* **TASK REQUIREMENTS**
Images appear in the records below; leave them out and repeat everything else exactly.

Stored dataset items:
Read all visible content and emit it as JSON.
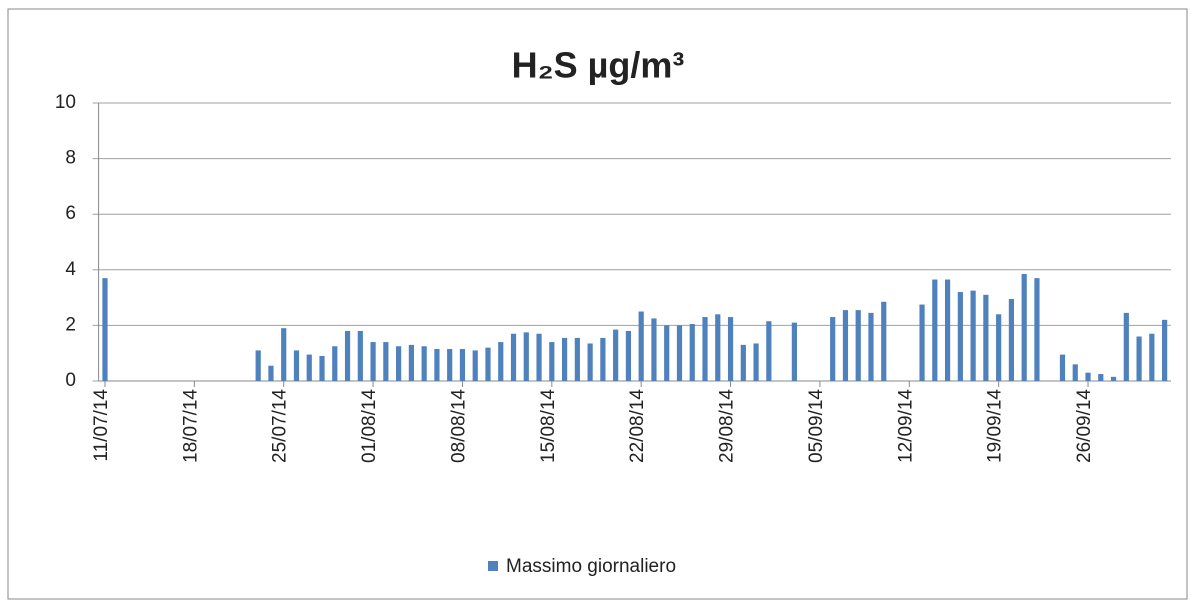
{
  "chart_data": {
    "type": "bar",
    "title": "H₂S µg/m³",
    "categories": [
      "11/07/14",
      null,
      null,
      null,
      null,
      null,
      null,
      "18/07/14",
      null,
      null,
      null,
      null,
      null,
      null,
      "25/07/14",
      null,
      null,
      null,
      null,
      null,
      null,
      "01/08/14",
      null,
      null,
      null,
      null,
      null,
      null,
      "08/08/14",
      null,
      null,
      null,
      null,
      null,
      null,
      "15/08/14",
      null,
      null,
      null,
      null,
      null,
      null,
      "22/08/14",
      null,
      null,
      null,
      null,
      null,
      null,
      "29/08/14",
      null,
      null,
      null,
      null,
      null,
      null,
      "05/09/14",
      null,
      null,
      null,
      null,
      null,
      null,
      "12/09/14",
      null,
      null,
      null,
      null,
      null,
      null,
      "19/09/14",
      null,
      null,
      null,
      null,
      null,
      null,
      "26/09/14",
      null,
      null,
      null,
      null,
      null,
      null
    ],
    "series": [
      {
        "name": "Massimo giornaliero",
        "color": "#4f81bd",
        "values": [
          3.7,
          null,
          null,
          null,
          null,
          null,
          null,
          null,
          null,
          null,
          null,
          null,
          1.1,
          0.55,
          1.9,
          1.1,
          0.95,
          0.9,
          1.25,
          1.8,
          1.8,
          1.4,
          1.4,
          1.25,
          1.3,
          1.25,
          1.15,
          1.15,
          1.15,
          1.1,
          1.2,
          1.4,
          1.7,
          1.75,
          1.7,
          1.4,
          1.55,
          1.55,
          1.35,
          1.55,
          1.85,
          1.8,
          2.5,
          2.25,
          2.0,
          2.0,
          2.05,
          2.3,
          2.4,
          2.3,
          1.3,
          1.35,
          2.15,
          null,
          2.1,
          null,
          null,
          2.3,
          2.55,
          2.55,
          2.45,
          2.85,
          null,
          null,
          2.75,
          3.65,
          3.65,
          3.2,
          3.25,
          3.1,
          2.4,
          2.95,
          3.85,
          3.7,
          null,
          0.95,
          0.6,
          0.3,
          0.25,
          0.15,
          2.45,
          1.6,
          1.7,
          2.2
        ]
      }
    ],
    "ylim": [
      0,
      10
    ],
    "yticks": [
      0,
      2,
      4,
      6,
      8,
      10
    ],
    "grid": true,
    "legend": "bottom"
  }
}
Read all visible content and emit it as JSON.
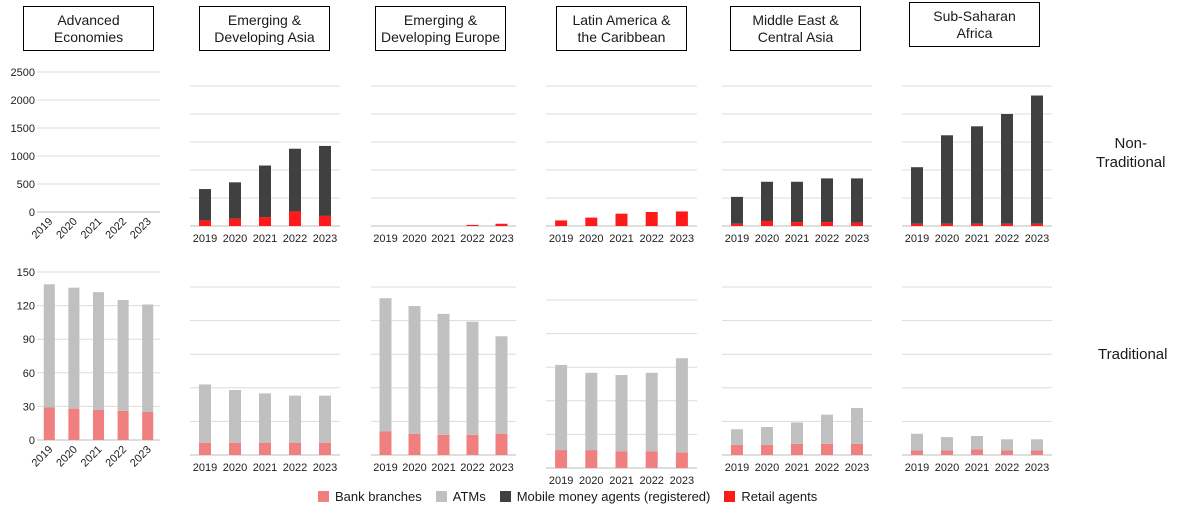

* **OUTPUT OF THE TASK**
Read all visible content and emit it as JSON.
{
  "chart_data": {
    "type": "bar",
    "title": "H₂S µg/m³",
    "categories": [
      "11/07/14",
      null,
      null,
      null,
      null,
      null,
      null,
      "18/07/14",
      null,
      null,
      null,
      null,
      null,
      null,
      "25/07/14",
      null,
      null,
      null,
      null,
      null,
      null,
      "01/08/14",
      null,
      null,
      null,
      null,
      null,
      null,
      "08/08/14",
      null,
      null,
      null,
      null,
      null,
      null,
      "15/08/14",
      null,
      null,
      null,
      null,
      null,
      null,
      "22/08/14",
      null,
      null,
      null,
      null,
      null,
      null,
      "29/08/14",
      null,
      null,
      null,
      null,
      null,
      null,
      "05/09/14",
      null,
      null,
      null,
      null,
      null,
      null,
      "12/09/14",
      null,
      null,
      null,
      null,
      null,
      null,
      "19/09/14",
      null,
      null,
      null,
      null,
      null,
      null,
      "26/09/14",
      null,
      null,
      null,
      null,
      null,
      null
    ],
    "series": [
      {
        "name": "Massimo giornaliero",
        "color": "#4f81bd",
        "values": [
          3.7,
          null,
          null,
          null,
          null,
          null,
          null,
          null,
          null,
          null,
          null,
          null,
          1.1,
          0.55,
          1.9,
          1.1,
          0.95,
          0.9,
          1.25,
          1.8,
          1.8,
          1.4,
          1.4,
          1.25,
          1.3,
          1.25,
          1.15,
          1.15,
          1.15,
          1.1,
          1.2,
          1.4,
          1.7,
          1.75,
          1.7,
          1.4,
          1.55,
          1.55,
          1.35,
          1.55,
          1.85,
          1.8,
          2.5,
          2.25,
          2.0,
          2.0,
          2.05,
          2.3,
          2.4,
          2.3,
          1.3,
          1.35,
          2.15,
          null,
          2.1,
          null,
          null,
          2.3,
          2.55,
          2.55,
          2.45,
          2.85,
          null,
          null,
          2.75,
          3.65,
          3.65,
          3.2,
          3.25,
          3.1,
          2.4,
          2.95,
          3.85,
          3.7,
          null,
          0.95,
          0.6,
          0.3,
          0.25,
          0.15,
          2.45,
          1.6,
          1.7,
          2.2
        ]
      }
    ],
    "ylim": [
      0,
      10
    ],
    "yticks": [
      0,
      2,
      4,
      6,
      8,
      10
    ],
    "grid": true,
    "legend": "bottom"
  }
}
Read all visible content and emit it as JSON.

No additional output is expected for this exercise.